__Records supplied__.
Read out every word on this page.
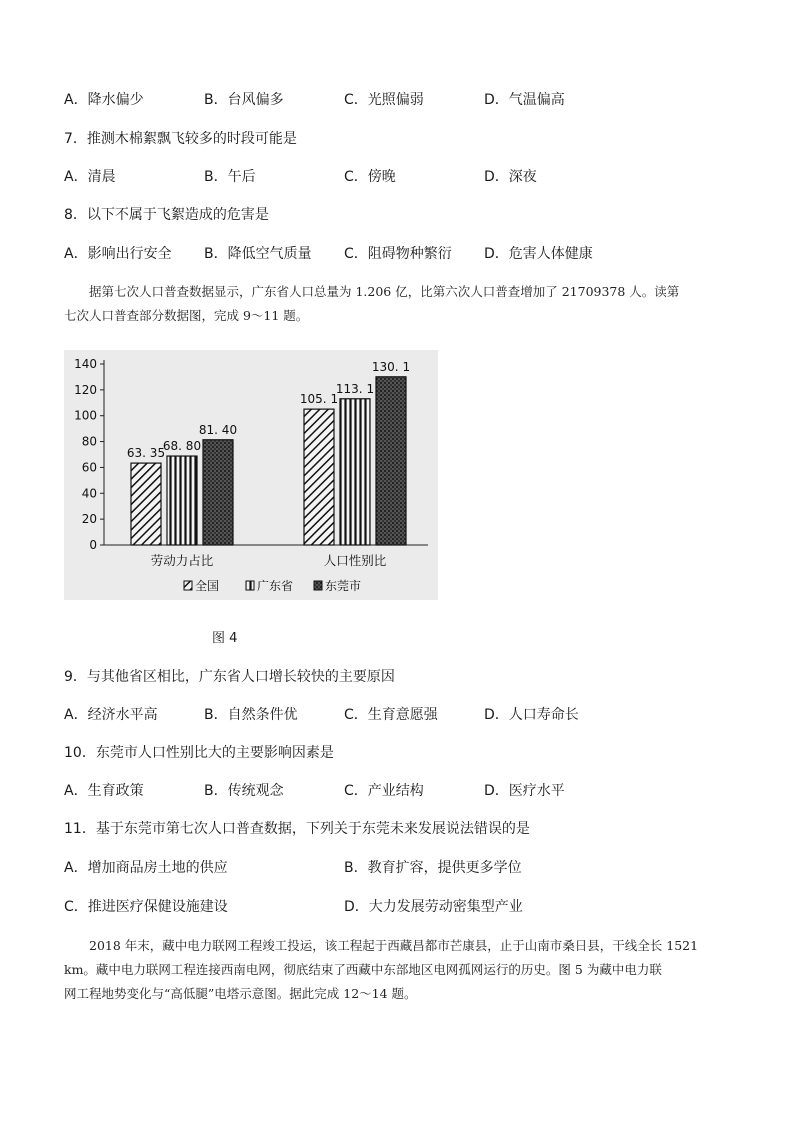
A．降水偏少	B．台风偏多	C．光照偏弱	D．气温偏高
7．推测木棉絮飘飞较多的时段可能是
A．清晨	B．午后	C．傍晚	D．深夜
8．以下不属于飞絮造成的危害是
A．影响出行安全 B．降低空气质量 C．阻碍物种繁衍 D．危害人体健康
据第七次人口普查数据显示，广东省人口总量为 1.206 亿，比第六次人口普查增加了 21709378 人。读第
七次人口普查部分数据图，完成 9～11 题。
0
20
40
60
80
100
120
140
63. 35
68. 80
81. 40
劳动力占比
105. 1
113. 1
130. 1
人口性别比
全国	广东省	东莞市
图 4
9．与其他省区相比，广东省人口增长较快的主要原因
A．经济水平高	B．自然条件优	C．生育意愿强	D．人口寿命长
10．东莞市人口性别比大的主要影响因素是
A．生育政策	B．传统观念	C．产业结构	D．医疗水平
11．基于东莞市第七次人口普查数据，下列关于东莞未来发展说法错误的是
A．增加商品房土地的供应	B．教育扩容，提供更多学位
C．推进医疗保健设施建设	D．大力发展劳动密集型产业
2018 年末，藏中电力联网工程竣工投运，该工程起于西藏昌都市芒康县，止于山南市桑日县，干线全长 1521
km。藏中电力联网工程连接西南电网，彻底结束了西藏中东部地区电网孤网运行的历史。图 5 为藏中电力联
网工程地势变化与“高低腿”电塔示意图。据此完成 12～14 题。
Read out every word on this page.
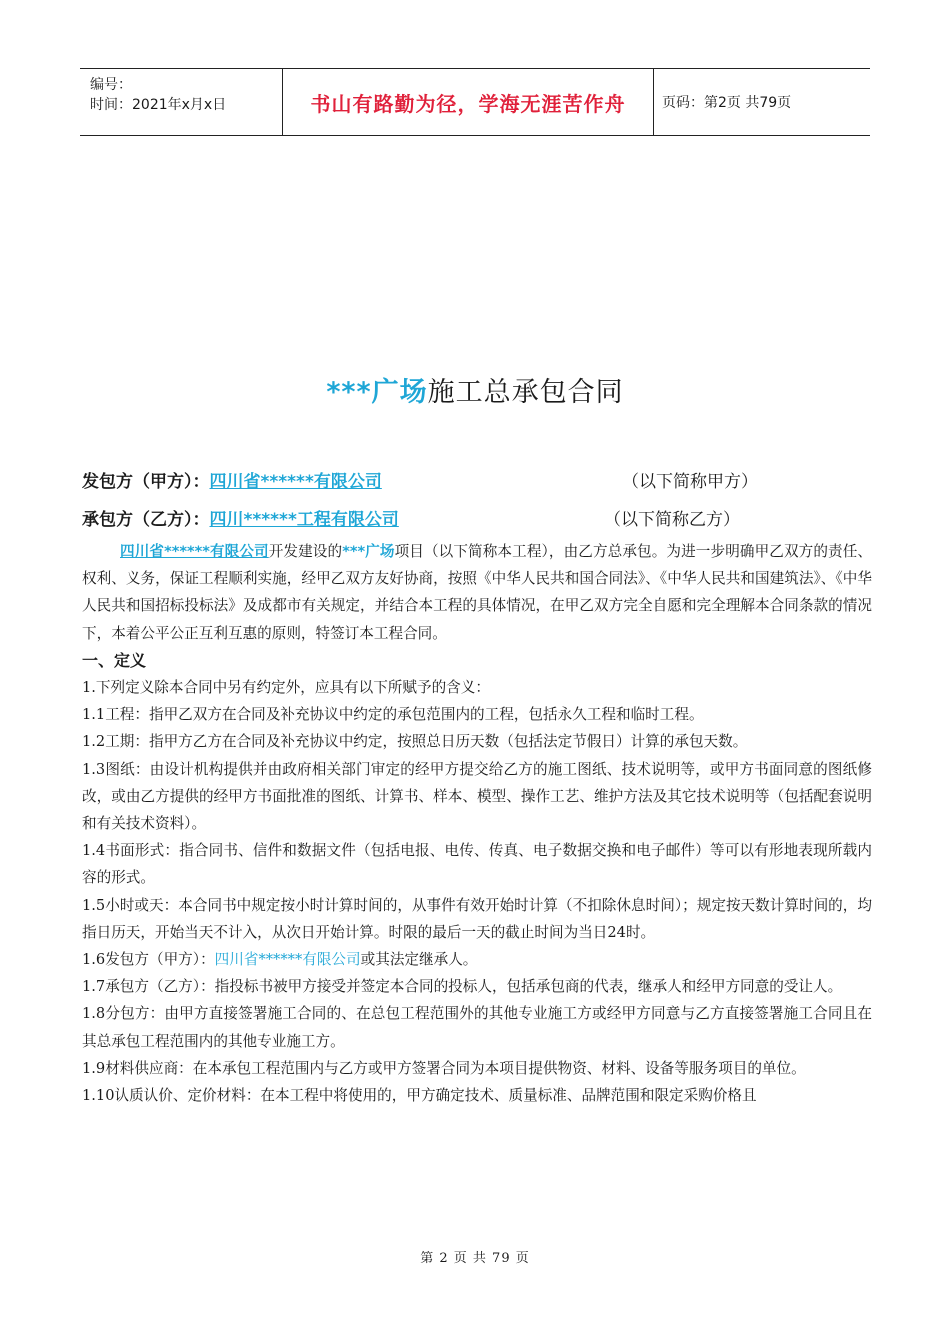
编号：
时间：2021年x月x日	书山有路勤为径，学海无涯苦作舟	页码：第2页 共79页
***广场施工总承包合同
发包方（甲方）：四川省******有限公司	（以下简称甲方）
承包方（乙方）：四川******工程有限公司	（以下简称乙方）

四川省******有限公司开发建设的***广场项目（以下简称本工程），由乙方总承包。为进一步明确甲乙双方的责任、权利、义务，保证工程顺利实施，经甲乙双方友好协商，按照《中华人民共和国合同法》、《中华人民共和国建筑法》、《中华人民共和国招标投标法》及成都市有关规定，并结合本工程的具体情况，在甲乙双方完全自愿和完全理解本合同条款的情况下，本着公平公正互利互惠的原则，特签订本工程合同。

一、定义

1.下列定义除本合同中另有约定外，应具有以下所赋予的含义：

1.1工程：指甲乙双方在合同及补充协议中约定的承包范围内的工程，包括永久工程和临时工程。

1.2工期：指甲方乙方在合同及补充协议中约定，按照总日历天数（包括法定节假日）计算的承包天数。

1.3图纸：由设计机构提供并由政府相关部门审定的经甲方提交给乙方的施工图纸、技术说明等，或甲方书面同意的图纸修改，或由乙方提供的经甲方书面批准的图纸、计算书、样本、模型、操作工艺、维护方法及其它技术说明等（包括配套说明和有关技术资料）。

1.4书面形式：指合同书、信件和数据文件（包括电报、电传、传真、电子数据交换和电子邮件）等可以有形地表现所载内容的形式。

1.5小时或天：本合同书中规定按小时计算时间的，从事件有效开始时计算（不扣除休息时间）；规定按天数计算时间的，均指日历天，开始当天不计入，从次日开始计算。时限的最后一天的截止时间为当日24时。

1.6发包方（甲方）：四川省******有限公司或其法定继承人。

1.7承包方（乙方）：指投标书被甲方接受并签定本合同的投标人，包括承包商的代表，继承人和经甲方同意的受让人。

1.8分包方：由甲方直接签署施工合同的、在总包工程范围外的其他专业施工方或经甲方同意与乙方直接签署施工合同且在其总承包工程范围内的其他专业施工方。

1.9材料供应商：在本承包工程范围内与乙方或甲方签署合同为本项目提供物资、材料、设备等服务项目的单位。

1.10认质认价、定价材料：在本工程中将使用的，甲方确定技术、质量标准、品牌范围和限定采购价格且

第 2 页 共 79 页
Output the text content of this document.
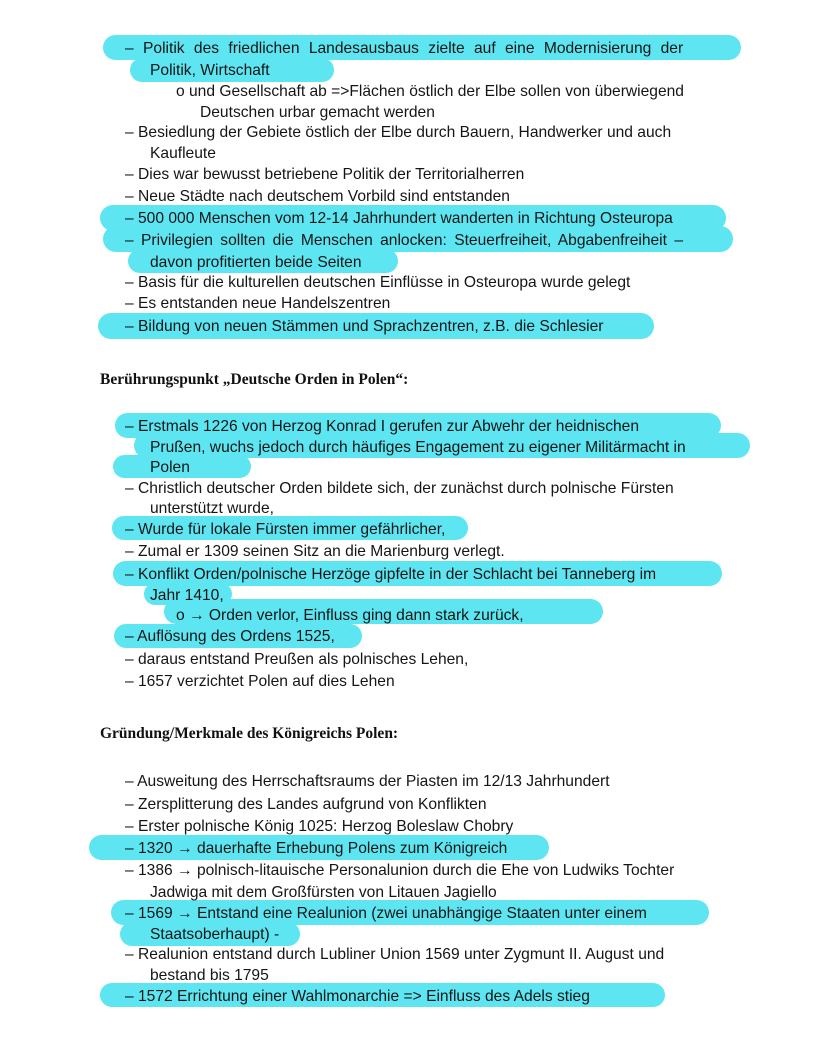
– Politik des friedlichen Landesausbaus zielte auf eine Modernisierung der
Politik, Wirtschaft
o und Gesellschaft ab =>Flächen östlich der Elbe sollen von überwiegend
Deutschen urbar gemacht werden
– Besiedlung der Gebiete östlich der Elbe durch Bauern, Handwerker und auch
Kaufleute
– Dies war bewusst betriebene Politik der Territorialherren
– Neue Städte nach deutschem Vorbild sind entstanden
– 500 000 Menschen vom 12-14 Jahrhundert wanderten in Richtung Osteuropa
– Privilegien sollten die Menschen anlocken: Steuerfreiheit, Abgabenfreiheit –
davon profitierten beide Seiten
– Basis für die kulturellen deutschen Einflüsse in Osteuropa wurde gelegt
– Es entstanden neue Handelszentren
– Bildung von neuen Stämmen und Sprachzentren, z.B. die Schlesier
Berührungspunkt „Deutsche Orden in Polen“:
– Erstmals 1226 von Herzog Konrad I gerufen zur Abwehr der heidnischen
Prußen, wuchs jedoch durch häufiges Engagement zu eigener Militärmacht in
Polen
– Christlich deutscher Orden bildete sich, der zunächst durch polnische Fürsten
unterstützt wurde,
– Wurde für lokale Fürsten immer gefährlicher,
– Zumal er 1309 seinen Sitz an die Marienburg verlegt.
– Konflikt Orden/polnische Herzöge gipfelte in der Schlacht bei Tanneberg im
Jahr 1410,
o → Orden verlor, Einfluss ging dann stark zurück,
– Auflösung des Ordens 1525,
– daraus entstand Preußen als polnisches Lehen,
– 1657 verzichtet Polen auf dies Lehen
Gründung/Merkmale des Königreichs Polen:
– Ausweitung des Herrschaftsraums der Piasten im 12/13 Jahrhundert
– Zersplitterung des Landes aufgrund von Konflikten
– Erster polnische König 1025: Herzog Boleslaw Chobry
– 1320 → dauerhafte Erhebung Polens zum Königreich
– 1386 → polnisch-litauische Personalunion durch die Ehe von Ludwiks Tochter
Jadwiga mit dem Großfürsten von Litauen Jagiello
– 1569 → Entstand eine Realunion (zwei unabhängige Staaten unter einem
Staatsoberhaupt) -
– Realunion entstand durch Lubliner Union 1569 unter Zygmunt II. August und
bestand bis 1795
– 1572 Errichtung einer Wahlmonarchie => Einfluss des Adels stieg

__Stated exercise__. Repeat each entry above word for word, leaving every picture out.

__Problem solution__.
Read out every word on this page.
A．降水偏少	B．台风偏多	C．光照偏弱	D．气温偏高
7．推测木棉絮飘飞较多的时段可能是
A．清晨	B．午后	C．傍晚	D．深夜
8．以下不属于飞絮造成的危害是
A．影响出行安全 B．降低空气质量 C．阻碍物种繁衍 D．危害人体健康
据第七次人口普查数据显示，广东省人口总量为 1.206 亿，比第六次人口普查增加了 21709378 人。读第
七次人口普查部分数据图，完成 9～11 题。
0
20
40
60
80
100
120
140
63. 35
68. 80
81. 40
劳动力占比
105. 1
113. 1
130. 1
人口性别比
全国	广东省	东莞市
图 4
9．与其他省区相比，广东省人口增长较快的主要原因
A．经济水平高	B．自然条件优	C．生育意愿强	D．人口寿命长
10．东莞市人口性别比大的主要影响因素是
A．生育政策	B．传统观念	C．产业结构	D．医疗水平
11．基于东莞市第七次人口普查数据，下列关于东莞未来发展说法错误的是
A．增加商品房土地的供应	B．教育扩容，提供更多学位
C．推进医疗保健设施建设	D．大力发展劳动密集型产业
2018 年末，藏中电力联网工程竣工投运，该工程起于西藏昌都市芒康县，止于山南市桑日县，干线全长 1521
km。藏中电力联网工程连接西南电网，彻底结束了西藏中东部地区电网孤网运行的历史。图 5 为藏中电力联
网工程地势变化与“高低腿”电塔示意图。据此完成 12～14 题。
Read out every word on this page.
编号：
时间：2021年x月x日	书山有路勤为径，学海无涯苦作舟	页码：第2页 共79页
***广场施工总承包合同
发包方（甲方）：四川省******有限公司	（以下简称甲方）
承包方（乙方）：四川******工程有限公司	（以下简称乙方）

四川省******有限公司开发建设的***广场项目（以下简称本工程），由乙方总承包。为进一步明确甲乙双方的责任、权利、义务，保证工程顺利实施，经甲乙双方友好协商，按照《中华人民共和国合同法》、《中华人民共和国建筑法》、《中华人民共和国招标投标法》及成都市有关规定，并结合本工程的具体情况，在甲乙双方完全自愿和完全理解本合同条款的情况下，本着公平公正互利互惠的原则，特签订本工程合同。

一、定义

1.下列定义除本合同中另有约定外，应具有以下所赋予的含义：

1.1工程：指甲乙双方在合同及补充协议中约定的承包范围内的工程，包括永久工程和临时工程。

1.2工期：指甲方乙方在合同及补充协议中约定，按照总日历天数（包括法定节假日）计算的承包天数。

1.3图纸：由设计机构提供并由政府相关部门审定的经甲方提交给乙方的施工图纸、技术说明等，或甲方书面同意的图纸修改，或由乙方提供的经甲方书面批准的图纸、计算书、样本、模型、操作工艺、维护方法及其它技术说明等（包括配套说明和有关技术资料）。

1.4书面形式：指合同书、信件和数据文件（包括电报、电传、传真、电子数据交换和电子邮件）等可以有形地表现所载内容的形式。

1.5小时或天：本合同书中规定按小时计算时间的，从事件有效开始时计算（不扣除休息时间）；规定按天数计算时间的，均指日历天，开始当天不计入，从次日开始计算。时限的最后一天的截止时间为当日24时。

1.6发包方（甲方）：四川省******有限公司或其法定继承人。

1.7承包方（乙方）：指投标书被甲方接受并签定本合同的投标人，包括承包商的代表，继承人和经甲方同意的受让人。

1.8分包方：由甲方直接签署施工合同的、在总包工程范围外的其他专业施工方或经甲方同意与乙方直接签署施工合同且在其总承包工程范围内的其他专业施工方。

1.9材料供应商：在本承包工程范围内与乙方或甲方签署合同为本项目提供物资、材料、设备等服务项目的单位。

1.10认质认价、定价材料：在本工程中将使用的，甲方确定技术、质量标准、品牌范围和限定采购价格且

第 2 页 共 79 页
Output the text content of this document.
– Politik des friedlichen Landesausbaus zielte auf eine Modernisierung der
Politik, Wirtschaft
o und Gesellschaft ab =>Flächen östlich der Elbe sollen von überwiegend
Deutschen urbar gemacht werden
– Besiedlung der Gebiete östlich der Elbe durch Bauern, Handwerker und auch
Kaufleute
– Dies war bewusst betriebene Politik der Territorialherren
– Neue Städte nach deutschem Vorbild sind entstanden
– 500 000 Menschen vom 12-14 Jahrhundert wanderten in Richtung Osteuropa
– Privilegien sollten die Menschen anlocken: Steuerfreiheit, Abgabenfreiheit –
davon profitierten beide Seiten
– Basis für die kulturellen deutschen Einflüsse in Osteuropa wurde gelegt
– Es entstanden neue Handelszentren
– Bildung von neuen Stämmen und Sprachzentren, z.B. die Schlesier
Berührungspunkt „Deutsche Orden in Polen“:
– Erstmals 1226 von Herzog Konrad I gerufen zur Abwehr der heidnischen
Prußen, wuchs jedoch durch häufiges Engagement zu eigener Militärmacht in
Polen
– Christlich deutscher Orden bildete sich, der zunächst durch polnische Fürsten
unterstützt wurde,
– Wurde für lokale Fürsten immer gefährlicher,
– Zumal er 1309 seinen Sitz an die Marienburg verlegt.
– Konflikt Orden/polnische Herzöge gipfelte in der Schlacht bei Tanneberg im
Jahr 1410,
o → Orden verlor, Einfluss ging dann stark zurück,
– Auflösung des Ordens 1525,
– daraus entstand Preußen als polnisches Lehen,
– 1657 verzichtet Polen auf dies Lehen
Gründung/Merkmale des Königreichs Polen:
– Ausweitung des Herrschaftsraums der Piasten im 12/13 Jahrhundert
– Zersplitterung des Landes aufgrund von Konflikten
– Erster polnische König 1025: Herzog Boleslaw Chobry
– 1320 → dauerhafte Erhebung Polens zum Königreich
– 1386 → polnisch-litauische Personalunion durch die Ehe von Ludwiks Tochter
Jadwiga mit dem Großfürsten von Litauen Jagiello
– 1569 → Entstand eine Realunion (zwei unabhängige Staaten unter einem
Staatsoberhaupt) -
– Realunion entstand durch Lubliner Union 1569 unter Zygmunt II. August und
bestand bis 1795
– 1572 Errichtung einer Wahlmonarchie => Einfluss des Adels stieg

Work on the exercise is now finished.